» **Stated problem**: List the lines of this listing that hold the word "JSON".

-------- Provided data --------

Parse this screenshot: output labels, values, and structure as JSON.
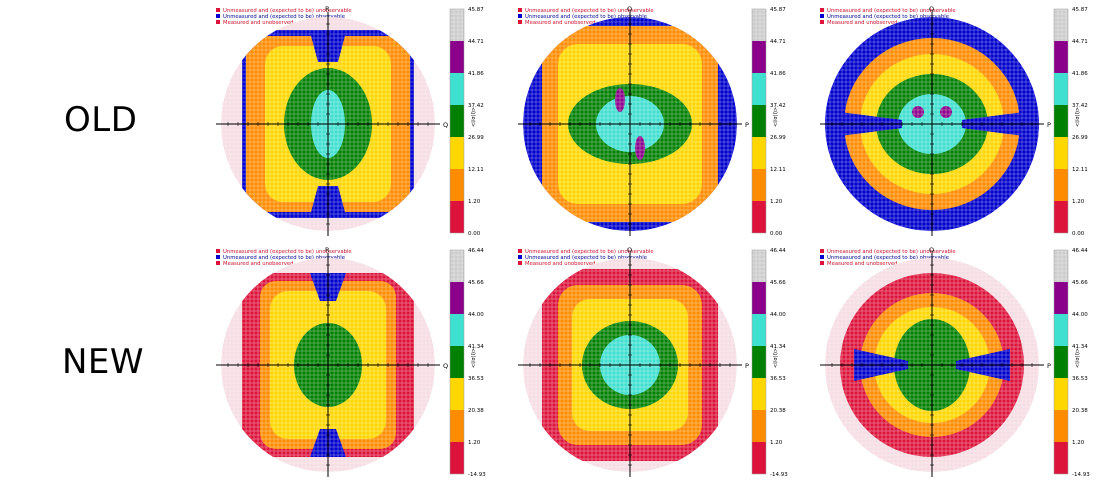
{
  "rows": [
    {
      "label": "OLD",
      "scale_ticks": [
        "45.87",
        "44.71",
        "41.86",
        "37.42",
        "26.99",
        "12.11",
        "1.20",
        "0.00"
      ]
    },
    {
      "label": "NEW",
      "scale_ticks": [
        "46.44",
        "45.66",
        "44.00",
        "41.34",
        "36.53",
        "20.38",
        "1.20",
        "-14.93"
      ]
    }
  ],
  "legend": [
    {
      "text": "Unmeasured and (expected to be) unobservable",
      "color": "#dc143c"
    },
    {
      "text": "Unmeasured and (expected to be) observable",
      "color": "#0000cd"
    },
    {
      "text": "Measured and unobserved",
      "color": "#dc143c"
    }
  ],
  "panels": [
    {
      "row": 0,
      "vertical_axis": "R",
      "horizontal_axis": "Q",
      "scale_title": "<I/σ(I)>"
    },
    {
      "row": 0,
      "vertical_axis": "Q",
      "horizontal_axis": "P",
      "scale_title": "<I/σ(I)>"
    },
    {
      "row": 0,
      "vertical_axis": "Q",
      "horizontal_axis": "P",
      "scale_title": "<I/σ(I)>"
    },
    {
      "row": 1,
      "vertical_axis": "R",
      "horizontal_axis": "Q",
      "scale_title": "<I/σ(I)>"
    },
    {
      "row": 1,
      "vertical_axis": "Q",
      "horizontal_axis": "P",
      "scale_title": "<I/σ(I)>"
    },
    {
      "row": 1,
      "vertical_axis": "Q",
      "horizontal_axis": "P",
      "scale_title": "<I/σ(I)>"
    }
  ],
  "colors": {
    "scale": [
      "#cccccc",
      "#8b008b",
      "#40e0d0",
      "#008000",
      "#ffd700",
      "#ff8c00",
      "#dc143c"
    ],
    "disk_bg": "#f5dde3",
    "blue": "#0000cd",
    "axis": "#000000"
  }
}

--------
-------- Provided data --------

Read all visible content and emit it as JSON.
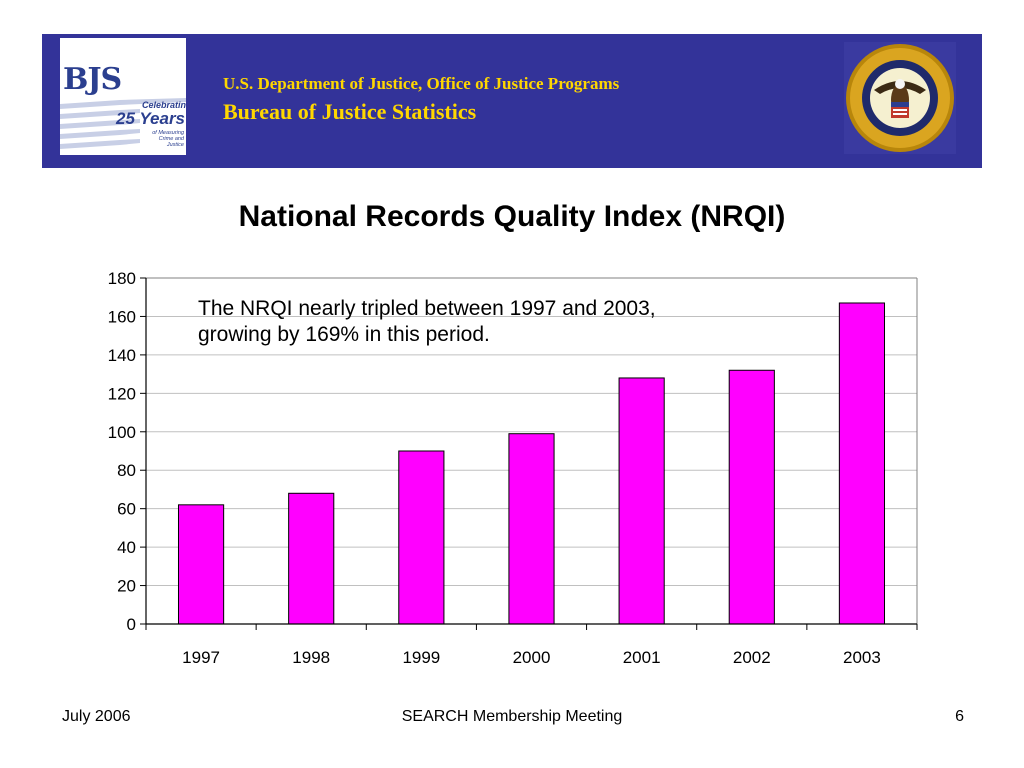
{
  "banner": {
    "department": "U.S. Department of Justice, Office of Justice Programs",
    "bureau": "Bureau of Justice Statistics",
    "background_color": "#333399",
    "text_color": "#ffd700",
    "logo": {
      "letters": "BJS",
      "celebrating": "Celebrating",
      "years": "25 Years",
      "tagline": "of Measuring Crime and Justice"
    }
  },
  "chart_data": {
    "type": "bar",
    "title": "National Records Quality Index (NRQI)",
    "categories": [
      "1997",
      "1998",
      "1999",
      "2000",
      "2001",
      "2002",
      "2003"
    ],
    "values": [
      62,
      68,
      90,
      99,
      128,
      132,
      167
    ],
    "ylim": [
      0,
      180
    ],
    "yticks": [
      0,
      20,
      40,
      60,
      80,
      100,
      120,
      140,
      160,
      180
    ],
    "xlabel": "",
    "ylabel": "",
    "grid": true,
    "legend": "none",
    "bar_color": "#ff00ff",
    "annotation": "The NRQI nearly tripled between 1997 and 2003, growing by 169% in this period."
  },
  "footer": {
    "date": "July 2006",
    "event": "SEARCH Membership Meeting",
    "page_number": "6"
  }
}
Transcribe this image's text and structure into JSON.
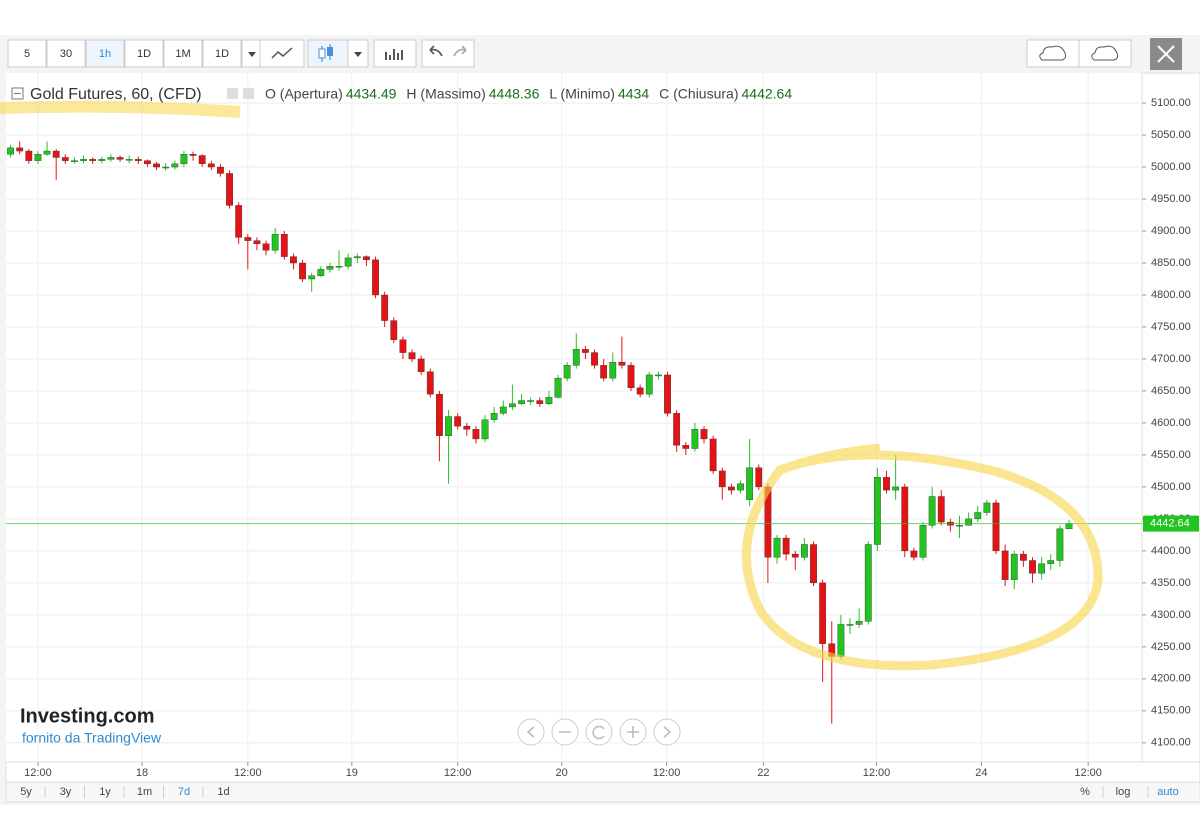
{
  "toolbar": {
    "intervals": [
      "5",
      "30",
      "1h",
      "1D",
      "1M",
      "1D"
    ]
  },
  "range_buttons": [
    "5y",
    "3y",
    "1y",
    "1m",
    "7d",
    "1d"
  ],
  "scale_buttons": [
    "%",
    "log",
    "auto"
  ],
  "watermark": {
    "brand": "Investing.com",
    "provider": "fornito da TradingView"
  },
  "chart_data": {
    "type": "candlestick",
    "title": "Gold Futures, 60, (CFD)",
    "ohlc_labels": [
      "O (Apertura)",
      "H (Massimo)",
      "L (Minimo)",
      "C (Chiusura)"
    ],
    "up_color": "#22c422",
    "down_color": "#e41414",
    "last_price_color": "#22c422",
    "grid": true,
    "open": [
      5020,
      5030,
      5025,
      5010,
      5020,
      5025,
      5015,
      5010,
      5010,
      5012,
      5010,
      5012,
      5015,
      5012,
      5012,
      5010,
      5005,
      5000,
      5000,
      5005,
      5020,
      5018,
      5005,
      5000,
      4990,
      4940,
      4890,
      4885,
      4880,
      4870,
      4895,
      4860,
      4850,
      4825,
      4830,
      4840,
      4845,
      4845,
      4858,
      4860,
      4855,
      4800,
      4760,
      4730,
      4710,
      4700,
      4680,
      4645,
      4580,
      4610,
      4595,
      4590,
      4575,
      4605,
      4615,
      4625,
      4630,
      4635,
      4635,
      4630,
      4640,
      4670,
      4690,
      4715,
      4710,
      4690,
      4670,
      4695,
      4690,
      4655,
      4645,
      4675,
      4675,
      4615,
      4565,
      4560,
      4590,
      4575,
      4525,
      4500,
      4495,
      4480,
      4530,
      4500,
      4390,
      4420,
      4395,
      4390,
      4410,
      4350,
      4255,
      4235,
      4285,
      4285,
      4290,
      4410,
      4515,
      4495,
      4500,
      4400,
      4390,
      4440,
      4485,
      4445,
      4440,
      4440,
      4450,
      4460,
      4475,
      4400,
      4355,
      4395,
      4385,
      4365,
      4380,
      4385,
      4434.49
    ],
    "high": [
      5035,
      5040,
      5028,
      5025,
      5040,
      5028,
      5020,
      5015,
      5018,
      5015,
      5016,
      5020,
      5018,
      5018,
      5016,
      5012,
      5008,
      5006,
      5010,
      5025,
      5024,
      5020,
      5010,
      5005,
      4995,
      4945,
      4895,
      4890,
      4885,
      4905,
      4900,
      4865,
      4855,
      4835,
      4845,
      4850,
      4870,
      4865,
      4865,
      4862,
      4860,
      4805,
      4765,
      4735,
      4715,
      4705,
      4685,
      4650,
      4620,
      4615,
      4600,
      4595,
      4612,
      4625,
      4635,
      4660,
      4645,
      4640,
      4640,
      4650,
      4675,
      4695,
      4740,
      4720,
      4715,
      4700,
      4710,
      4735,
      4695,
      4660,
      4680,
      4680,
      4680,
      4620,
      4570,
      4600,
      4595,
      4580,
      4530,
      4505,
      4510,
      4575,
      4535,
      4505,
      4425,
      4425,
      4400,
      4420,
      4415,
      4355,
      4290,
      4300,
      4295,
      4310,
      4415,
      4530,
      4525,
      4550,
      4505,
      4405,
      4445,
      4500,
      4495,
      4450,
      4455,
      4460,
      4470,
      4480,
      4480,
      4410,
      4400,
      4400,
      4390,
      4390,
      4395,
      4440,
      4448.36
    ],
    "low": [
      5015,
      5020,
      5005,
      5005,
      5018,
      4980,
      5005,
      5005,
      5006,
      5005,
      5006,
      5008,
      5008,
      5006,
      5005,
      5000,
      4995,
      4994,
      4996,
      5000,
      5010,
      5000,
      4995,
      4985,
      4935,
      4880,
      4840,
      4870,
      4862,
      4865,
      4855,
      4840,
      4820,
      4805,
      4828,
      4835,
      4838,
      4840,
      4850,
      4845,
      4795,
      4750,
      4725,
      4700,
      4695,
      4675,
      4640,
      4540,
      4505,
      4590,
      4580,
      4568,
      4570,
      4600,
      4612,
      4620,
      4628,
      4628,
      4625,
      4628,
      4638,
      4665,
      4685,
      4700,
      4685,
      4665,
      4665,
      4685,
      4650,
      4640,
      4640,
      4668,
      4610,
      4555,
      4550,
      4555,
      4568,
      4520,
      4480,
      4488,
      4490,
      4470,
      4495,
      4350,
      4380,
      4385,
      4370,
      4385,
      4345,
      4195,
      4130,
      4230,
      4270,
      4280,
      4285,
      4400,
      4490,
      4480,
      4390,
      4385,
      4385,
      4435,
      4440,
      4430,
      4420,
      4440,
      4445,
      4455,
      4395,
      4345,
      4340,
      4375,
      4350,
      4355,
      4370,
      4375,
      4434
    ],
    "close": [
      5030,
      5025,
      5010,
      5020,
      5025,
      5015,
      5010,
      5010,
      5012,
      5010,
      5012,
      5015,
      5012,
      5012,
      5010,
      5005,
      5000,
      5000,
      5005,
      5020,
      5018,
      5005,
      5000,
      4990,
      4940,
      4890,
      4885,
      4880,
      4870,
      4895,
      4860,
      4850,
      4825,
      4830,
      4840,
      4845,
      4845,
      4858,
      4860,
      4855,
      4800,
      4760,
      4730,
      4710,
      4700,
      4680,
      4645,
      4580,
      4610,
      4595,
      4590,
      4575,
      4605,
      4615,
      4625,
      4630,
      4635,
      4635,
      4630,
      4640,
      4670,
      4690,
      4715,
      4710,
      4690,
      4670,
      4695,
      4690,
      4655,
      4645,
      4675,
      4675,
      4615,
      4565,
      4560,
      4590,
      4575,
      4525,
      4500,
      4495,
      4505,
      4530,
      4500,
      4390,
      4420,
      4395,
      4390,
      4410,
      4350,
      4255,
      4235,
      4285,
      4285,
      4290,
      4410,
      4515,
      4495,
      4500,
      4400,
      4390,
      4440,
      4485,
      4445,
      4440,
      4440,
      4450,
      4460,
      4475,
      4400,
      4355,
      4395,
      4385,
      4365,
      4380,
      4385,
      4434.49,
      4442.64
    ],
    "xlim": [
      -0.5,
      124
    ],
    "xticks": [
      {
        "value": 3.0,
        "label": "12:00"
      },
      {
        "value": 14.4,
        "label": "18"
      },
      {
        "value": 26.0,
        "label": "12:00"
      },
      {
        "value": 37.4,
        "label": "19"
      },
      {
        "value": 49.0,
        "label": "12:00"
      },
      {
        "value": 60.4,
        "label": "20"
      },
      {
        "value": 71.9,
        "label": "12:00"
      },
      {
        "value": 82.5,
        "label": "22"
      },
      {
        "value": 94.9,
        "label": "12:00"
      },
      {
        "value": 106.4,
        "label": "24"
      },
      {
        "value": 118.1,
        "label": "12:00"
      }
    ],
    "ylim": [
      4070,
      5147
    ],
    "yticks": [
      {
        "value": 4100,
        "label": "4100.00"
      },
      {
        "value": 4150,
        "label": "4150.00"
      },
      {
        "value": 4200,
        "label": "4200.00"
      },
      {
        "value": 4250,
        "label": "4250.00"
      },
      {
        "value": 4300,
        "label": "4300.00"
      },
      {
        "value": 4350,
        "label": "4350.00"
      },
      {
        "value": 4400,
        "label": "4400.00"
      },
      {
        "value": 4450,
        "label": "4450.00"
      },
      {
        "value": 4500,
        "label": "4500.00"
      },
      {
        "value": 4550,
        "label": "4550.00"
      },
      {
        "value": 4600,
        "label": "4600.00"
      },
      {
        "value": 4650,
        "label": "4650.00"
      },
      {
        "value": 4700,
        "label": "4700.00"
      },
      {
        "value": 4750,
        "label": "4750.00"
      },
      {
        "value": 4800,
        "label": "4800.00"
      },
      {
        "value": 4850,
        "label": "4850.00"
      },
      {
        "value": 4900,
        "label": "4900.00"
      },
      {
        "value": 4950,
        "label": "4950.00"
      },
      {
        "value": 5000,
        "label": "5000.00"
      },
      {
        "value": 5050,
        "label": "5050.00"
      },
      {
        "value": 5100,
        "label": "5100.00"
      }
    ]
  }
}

--------

» **Result for this exercise**:
Parse this screenshot: output labels, values, and structure as JSON.
Read all visible content and emit it as JSON.
Transcribe this image's text and structure into JSON.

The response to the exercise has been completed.